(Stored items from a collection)
■ ■ ■ ■ ■

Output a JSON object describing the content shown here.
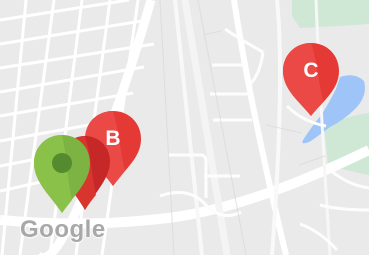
{
  "map": {
    "colors": {
      "land": "#eaeaea",
      "road": "#ffffff",
      "park": "#cfe8d5",
      "water": "#9fc5f8",
      "marker_red": "#e53935",
      "marker_dark_red": "#c62828",
      "marker_green": "#7cb342",
      "marker_green_dark": "#558b2f"
    },
    "markers": [
      {
        "label": "C",
        "icon": "map-pin-icon"
      },
      {
        "label": "B",
        "icon": "map-pin-icon"
      },
      {
        "label": "",
        "icon": "current-location-pin-icon"
      }
    ],
    "attribution": "Google"
  }
}
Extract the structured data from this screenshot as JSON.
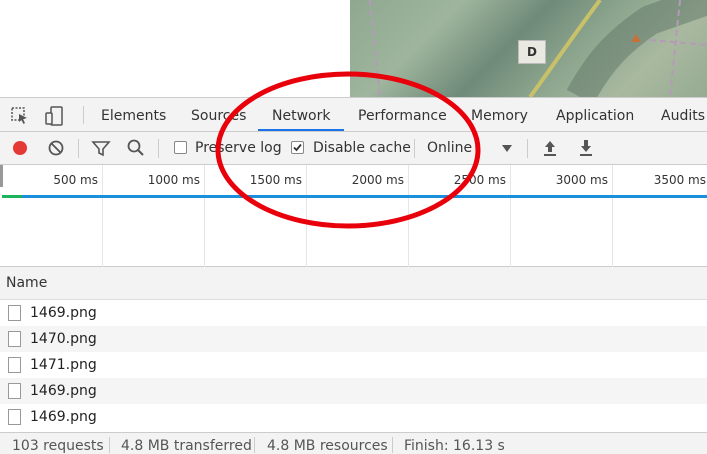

■ ■ ■ ■ ■

What to produce: All of the entries need to be transcribed word for word; pictures are left out.

Reply:
Output a JSON object describing the content shown here.
{
  "map": {
    "colors": {
      "land": "#eaeaea",
      "road": "#ffffff",
      "park": "#cfe8d5",
      "water": "#9fc5f8",
      "marker_red": "#e53935",
      "marker_dark_red": "#c62828",
      "marker_green": "#7cb342",
      "marker_green_dark": "#558b2f"
    },
    "markers": [
      {
        "label": "C",
        "icon": "map-pin-icon"
      },
      {
        "label": "B",
        "icon": "map-pin-icon"
      },
      {
        "label": "",
        "icon": "current-location-pin-icon"
      }
    ],
    "attribution": "Google"
  }
}
Extract the structured data from this screenshot as JSON.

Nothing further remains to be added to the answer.